**To be done**: Could you turn each line of the rows below into a numbered list, leaving out any blank lines?

— START —

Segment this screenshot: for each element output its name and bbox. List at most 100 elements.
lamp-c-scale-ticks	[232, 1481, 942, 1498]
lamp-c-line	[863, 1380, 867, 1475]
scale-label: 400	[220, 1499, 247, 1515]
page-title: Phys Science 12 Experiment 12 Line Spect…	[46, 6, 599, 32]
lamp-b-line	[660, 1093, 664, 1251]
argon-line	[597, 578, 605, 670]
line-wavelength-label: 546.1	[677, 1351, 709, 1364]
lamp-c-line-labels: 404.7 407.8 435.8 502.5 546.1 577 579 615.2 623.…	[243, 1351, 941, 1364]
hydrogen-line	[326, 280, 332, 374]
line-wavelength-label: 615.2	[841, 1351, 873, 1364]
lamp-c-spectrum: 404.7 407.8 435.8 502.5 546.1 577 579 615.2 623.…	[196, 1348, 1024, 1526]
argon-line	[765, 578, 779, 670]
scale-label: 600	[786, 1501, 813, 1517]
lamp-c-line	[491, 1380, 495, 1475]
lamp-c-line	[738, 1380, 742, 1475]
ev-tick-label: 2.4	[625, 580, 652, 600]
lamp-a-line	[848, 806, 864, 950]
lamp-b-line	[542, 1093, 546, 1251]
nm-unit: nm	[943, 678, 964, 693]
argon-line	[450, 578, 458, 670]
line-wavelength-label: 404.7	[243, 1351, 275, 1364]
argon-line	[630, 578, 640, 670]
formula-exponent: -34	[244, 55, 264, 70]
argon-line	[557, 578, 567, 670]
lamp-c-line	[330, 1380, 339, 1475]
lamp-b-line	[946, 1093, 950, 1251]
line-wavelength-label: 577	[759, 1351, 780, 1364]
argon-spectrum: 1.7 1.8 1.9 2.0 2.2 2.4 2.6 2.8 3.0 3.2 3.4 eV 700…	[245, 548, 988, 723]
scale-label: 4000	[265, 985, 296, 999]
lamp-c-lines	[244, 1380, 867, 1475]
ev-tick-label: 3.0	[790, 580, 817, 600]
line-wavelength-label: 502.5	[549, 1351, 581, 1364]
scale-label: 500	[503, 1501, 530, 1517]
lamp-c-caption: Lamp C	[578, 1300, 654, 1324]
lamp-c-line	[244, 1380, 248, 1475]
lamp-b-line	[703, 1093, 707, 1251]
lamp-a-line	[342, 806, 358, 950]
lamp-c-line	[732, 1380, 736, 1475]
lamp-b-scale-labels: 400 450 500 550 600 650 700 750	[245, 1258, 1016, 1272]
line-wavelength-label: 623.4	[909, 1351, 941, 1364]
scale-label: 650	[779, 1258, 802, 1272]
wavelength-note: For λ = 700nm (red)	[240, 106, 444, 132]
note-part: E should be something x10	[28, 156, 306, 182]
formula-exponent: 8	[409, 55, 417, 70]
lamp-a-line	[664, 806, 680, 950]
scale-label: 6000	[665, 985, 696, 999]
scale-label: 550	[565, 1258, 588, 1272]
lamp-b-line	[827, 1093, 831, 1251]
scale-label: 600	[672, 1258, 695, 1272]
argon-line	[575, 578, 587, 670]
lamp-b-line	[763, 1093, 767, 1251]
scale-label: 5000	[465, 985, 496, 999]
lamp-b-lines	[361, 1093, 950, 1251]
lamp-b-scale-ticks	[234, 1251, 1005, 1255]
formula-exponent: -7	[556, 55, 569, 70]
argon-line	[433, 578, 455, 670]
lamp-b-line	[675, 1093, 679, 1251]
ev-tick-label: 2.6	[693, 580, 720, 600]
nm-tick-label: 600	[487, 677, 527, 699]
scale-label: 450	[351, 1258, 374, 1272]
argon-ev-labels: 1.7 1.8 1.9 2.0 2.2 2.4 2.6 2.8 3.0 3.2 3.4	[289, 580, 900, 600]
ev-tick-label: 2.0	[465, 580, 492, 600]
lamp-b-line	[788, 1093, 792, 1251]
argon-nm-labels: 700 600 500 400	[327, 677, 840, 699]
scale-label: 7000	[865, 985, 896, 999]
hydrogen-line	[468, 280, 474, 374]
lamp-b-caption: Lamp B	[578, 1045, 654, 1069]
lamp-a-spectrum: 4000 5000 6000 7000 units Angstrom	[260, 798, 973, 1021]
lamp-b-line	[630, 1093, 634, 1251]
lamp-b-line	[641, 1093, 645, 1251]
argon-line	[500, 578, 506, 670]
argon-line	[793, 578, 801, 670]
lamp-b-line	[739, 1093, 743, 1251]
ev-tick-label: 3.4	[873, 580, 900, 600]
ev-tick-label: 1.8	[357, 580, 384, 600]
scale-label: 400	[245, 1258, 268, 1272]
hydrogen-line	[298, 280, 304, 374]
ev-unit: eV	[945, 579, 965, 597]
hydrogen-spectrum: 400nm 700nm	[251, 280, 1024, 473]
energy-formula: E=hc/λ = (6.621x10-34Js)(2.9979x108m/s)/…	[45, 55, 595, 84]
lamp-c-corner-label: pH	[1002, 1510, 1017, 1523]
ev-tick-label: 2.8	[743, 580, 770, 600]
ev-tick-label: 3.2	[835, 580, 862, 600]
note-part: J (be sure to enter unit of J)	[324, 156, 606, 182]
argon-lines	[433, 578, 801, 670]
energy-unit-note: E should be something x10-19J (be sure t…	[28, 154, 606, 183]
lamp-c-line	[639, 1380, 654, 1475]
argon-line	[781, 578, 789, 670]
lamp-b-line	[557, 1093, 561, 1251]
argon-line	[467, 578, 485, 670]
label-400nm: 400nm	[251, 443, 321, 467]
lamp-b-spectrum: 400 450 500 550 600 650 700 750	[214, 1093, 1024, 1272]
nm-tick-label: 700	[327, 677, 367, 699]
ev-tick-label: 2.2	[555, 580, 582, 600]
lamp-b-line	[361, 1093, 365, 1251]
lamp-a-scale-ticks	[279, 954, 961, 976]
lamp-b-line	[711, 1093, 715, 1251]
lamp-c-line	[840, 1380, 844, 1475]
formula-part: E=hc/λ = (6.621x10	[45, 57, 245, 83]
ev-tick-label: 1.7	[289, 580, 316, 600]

— END —

**The solution**:
1. Segment this screenshot: for each element output its name and bbox. List at most 100 elements.
2. lamp-c-scale-ticks	[232, 1481, 942, 1498]
3. lamp-c-line	[863, 1380, 867, 1475]
4. scale-label: 400	[220, 1499, 247, 1515]
5. page-title: Phys Science 12 Experiment 12 Line Spect…	[46, 6, 599, 32]
6. lamp-b-line	[660, 1093, 664, 1251]
7. argon-line	[597, 578, 605, 670]
8. line-wavelength-label: 546.1	[677, 1351, 709, 1364]
9. lamp-c-line-labels: 404.7 407.8 435.8 502.5 546.1 577 579 615.2 623.…	[243, 1351, 941, 1364]
10. hydrogen-line	[326, 280, 332, 374]
11. line-wavelength-label: 615.2	[841, 1351, 873, 1364]
12. lamp-c-spectrum: 404.7 407.8 435.8 502.5 546.1 577 579 615.2 623.…	[196, 1348, 1024, 1526]
13. argon-line	[765, 578, 779, 670]
14. scale-label: 600	[786, 1501, 813, 1517]
15. lamp-c-line	[491, 1380, 495, 1475]
16. lamp-c-line	[738, 1380, 742, 1475]
17. ev-tick-label: 2.4	[625, 580, 652, 600]
18. lamp-a-line	[848, 806, 864, 950]
19. lamp-b-line	[542, 1093, 546, 1251]
20. nm-unit: nm	[943, 678, 964, 693]
21. argon-line	[450, 578, 458, 670]
22. line-wavelength-label: 404.7	[243, 1351, 275, 1364]
23. argon-line	[630, 578, 640, 670]
24. formula-exponent: -34	[244, 55, 264, 70]
25. argon-line	[557, 578, 567, 670]
26. lamp-c-line	[330, 1380, 339, 1475]
27. lamp-b-line	[946, 1093, 950, 1251]
28. line-wavelength-label: 577	[759, 1351, 780, 1364]
29. argon-spectrum: 1.7 1.8 1.9 2.0 2.2 2.4 2.6 2.8 3.0 3.2 3.4 eV 700…	[245, 548, 988, 723]
30. scale-label: 4000	[265, 985, 296, 999]
31. lamp-c-lines	[244, 1380, 867, 1475]
32. ev-tick-label: 3.0	[790, 580, 817, 600]
33. line-wavelength-label: 502.5	[549, 1351, 581, 1364]
34. scale-label: 500	[503, 1501, 530, 1517]
35. lamp-c-caption: Lamp C	[578, 1300, 654, 1324]
36. lamp-c-line	[244, 1380, 248, 1475]
37. lamp-b-line	[703, 1093, 707, 1251]
38. lamp-a-line	[342, 806, 358, 950]
39. lamp-c-line	[732, 1380, 736, 1475]
40. lamp-b-scale-labels: 400 450 500 550 600 650 700 750	[245, 1258, 1016, 1272]
41. line-wavelength-label: 623.4	[909, 1351, 941, 1364]
42. scale-label: 650	[779, 1258, 802, 1272]
43. wavelength-note: For λ = 700nm (red)	[240, 106, 444, 132]
44. note-part: E should be something x10	[28, 156, 306, 182]
45. formula-exponent: 8	[409, 55, 417, 70]
46. lamp-a-line	[664, 806, 680, 950]
47. scale-label: 6000	[665, 985, 696, 999]
48. scale-label: 550	[565, 1258, 588, 1272]
49. lamp-b-line	[827, 1093, 831, 1251]
50. scale-label: 600	[672, 1258, 695, 1272]
51. argon-line	[575, 578, 587, 670]
52. lamp-b-line	[763, 1093, 767, 1251]
53. scale-label: 5000	[465, 985, 496, 999]
54. lamp-b-lines	[361, 1093, 950, 1251]
55. lamp-b-scale-ticks	[234, 1251, 1005, 1255]
56. formula-exponent: -7	[556, 55, 569, 70]
57. argon-line	[433, 578, 455, 670]
58. lamp-b-line	[675, 1093, 679, 1251]
59. ev-tick-label: 2.6	[693, 580, 720, 600]
60. nm-tick-label: 600	[487, 677, 527, 699]
61. scale-label: 450	[351, 1258, 374, 1272]
62. argon-ev-labels: 1.7 1.8 1.9 2.0 2.2 2.4 2.6 2.8 3.0 3.2 3.4	[289, 580, 900, 600]
63. ev-tick-label: 2.0	[465, 580, 492, 600]
64. lamp-b-line	[788, 1093, 792, 1251]
65. argon-nm-labels: 700 600 500 400	[327, 677, 840, 699]
66. scale-label: 7000	[865, 985, 896, 999]
67. hydrogen-line	[468, 280, 474, 374]
68. lamp-b-caption: Lamp B	[578, 1045, 654, 1069]
69. lamp-a-spectrum: 4000 5000 6000 7000 units Angstrom	[260, 798, 973, 1021]
70. lamp-b-line	[630, 1093, 634, 1251]
71. lamp-b-line	[641, 1093, 645, 1251]
72. argon-line	[500, 578, 506, 670]
73. argon-line	[793, 578, 801, 670]
74. lamp-b-line	[739, 1093, 743, 1251]
75. ev-tick-label: 3.4	[873, 580, 900, 600]
76. ev-tick-label: 1.8	[357, 580, 384, 600]
77. scale-label: 400	[245, 1258, 268, 1272]
78. hydrogen-line	[298, 280, 304, 374]
79. ev-unit: eV	[945, 579, 965, 597]
80. hydrogen-spectrum: 400nm 700nm	[251, 280, 1024, 473]
81. energy-formula: E=hc/λ = (6.621x10-34Js)(2.9979x108m/s)/…	[45, 55, 595, 84]
82. lamp-c-corner-label: pH	[1002, 1510, 1017, 1523]
83. ev-tick-label: 2.8	[743, 580, 770, 600]
84. ev-tick-label: 3.2	[835, 580, 862, 600]
85. note-part: J (be sure to enter unit of J)	[324, 156, 606, 182]
86. argon-lines	[433, 578, 801, 670]
87. energy-unit-note: E should be something x10-19J (be sure t…	[28, 154, 606, 183]
88. lamp-c-line	[639, 1380, 654, 1475]
89. argon-line	[781, 578, 789, 670]
90. lamp-b-line	[557, 1093, 561, 1251]
91. argon-line	[467, 578, 485, 670]
92. label-400nm: 400nm	[251, 443, 321, 467]
93. lamp-b-spectrum: 400 450 500 550 600 650 700 750	[214, 1093, 1024, 1272]
94. nm-tick-label: 700	[327, 677, 367, 699]
95. ev-tick-label: 2.2	[555, 580, 582, 600]
96. lamp-b-line	[361, 1093, 365, 1251]
97. lamp-a-scale-ticks	[279, 954, 961, 976]
98. lamp-b-line	[711, 1093, 715, 1251]
99. lamp-c-line	[840, 1380, 844, 1475]
100. formula-part: E=hc/λ = (6.621x10	[45, 57, 245, 83]
101. ev-tick-label: 1.7	[289, 580, 316, 600]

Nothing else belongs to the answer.